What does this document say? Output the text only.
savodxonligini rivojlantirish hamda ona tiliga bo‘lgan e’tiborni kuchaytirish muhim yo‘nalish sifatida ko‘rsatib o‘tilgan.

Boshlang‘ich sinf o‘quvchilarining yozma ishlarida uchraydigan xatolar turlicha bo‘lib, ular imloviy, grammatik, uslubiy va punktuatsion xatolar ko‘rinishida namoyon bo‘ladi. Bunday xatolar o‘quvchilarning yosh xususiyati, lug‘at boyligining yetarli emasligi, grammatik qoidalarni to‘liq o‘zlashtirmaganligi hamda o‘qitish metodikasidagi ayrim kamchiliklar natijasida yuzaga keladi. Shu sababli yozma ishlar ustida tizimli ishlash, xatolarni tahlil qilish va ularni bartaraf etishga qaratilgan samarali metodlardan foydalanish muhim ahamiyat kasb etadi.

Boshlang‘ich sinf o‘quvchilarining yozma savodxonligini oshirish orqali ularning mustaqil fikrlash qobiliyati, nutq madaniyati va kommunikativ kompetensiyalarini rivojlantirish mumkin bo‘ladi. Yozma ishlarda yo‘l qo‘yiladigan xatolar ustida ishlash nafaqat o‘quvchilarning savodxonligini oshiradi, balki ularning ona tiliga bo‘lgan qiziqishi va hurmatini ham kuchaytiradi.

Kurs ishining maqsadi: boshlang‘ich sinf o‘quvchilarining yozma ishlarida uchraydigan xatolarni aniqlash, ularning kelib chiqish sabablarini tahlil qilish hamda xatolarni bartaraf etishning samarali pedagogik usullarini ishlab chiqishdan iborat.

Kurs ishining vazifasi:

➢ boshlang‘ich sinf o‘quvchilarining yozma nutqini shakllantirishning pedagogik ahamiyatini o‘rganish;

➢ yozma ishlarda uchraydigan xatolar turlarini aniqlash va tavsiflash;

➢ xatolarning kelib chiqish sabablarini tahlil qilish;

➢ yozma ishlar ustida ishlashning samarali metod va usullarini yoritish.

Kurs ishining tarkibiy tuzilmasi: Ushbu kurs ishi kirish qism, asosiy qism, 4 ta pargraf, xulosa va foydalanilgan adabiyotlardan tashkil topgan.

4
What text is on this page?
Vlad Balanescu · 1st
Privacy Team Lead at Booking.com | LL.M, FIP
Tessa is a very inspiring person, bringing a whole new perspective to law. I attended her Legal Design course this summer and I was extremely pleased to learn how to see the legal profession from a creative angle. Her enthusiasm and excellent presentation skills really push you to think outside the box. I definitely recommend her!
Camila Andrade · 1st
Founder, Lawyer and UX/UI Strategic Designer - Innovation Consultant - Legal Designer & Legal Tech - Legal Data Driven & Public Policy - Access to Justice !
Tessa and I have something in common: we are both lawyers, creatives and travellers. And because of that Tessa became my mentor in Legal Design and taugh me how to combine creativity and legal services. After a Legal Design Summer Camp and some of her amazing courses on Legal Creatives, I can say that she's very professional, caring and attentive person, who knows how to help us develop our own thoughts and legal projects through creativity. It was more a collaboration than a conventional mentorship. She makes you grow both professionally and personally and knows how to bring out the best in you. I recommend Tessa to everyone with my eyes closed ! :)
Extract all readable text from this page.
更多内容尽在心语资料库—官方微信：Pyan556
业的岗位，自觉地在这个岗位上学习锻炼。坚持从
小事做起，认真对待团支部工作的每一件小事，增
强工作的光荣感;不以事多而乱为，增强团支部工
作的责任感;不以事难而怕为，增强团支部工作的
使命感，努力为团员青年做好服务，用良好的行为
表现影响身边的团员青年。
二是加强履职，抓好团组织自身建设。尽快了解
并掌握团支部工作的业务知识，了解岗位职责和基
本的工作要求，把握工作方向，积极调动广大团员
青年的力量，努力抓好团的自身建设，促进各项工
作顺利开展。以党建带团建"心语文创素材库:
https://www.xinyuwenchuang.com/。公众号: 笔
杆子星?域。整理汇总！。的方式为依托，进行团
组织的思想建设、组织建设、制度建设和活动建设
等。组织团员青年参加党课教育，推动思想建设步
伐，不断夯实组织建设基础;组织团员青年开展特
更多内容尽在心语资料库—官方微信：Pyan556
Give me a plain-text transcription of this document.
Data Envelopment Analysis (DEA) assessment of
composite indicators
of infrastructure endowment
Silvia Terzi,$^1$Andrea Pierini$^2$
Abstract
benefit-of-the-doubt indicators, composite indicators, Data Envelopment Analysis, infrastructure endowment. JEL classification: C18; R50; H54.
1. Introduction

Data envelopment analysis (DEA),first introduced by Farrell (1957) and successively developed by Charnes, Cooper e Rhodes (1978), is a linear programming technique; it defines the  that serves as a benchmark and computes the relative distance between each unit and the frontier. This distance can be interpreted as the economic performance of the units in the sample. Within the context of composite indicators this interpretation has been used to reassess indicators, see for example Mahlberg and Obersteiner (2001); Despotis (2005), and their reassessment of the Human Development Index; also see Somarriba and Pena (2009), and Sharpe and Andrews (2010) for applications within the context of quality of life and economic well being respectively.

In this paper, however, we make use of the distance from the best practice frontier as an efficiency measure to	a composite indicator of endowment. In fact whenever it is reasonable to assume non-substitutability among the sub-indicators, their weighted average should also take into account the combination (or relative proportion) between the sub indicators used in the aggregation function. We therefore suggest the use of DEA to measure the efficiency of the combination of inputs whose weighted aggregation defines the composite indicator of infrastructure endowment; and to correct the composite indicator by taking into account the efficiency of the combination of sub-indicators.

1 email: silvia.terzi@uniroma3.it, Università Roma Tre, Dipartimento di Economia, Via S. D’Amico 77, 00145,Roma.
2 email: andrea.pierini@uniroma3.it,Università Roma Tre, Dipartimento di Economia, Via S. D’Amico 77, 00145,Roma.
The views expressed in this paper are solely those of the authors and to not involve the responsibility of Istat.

★ ★ ★ ★ ★

Show every line where the string "Amico" appears.

1 email: silvia.terzi@uniroma3.it, Università Roma Tre, Dipartimento di Economia, Via S. D’Amico 77, 00145,Roma.
2 email: andrea.pierini@uniroma3.it,Università Roma Tre, Dipartimento di Economia, Via S. D’Amico 77, 00145,Roma.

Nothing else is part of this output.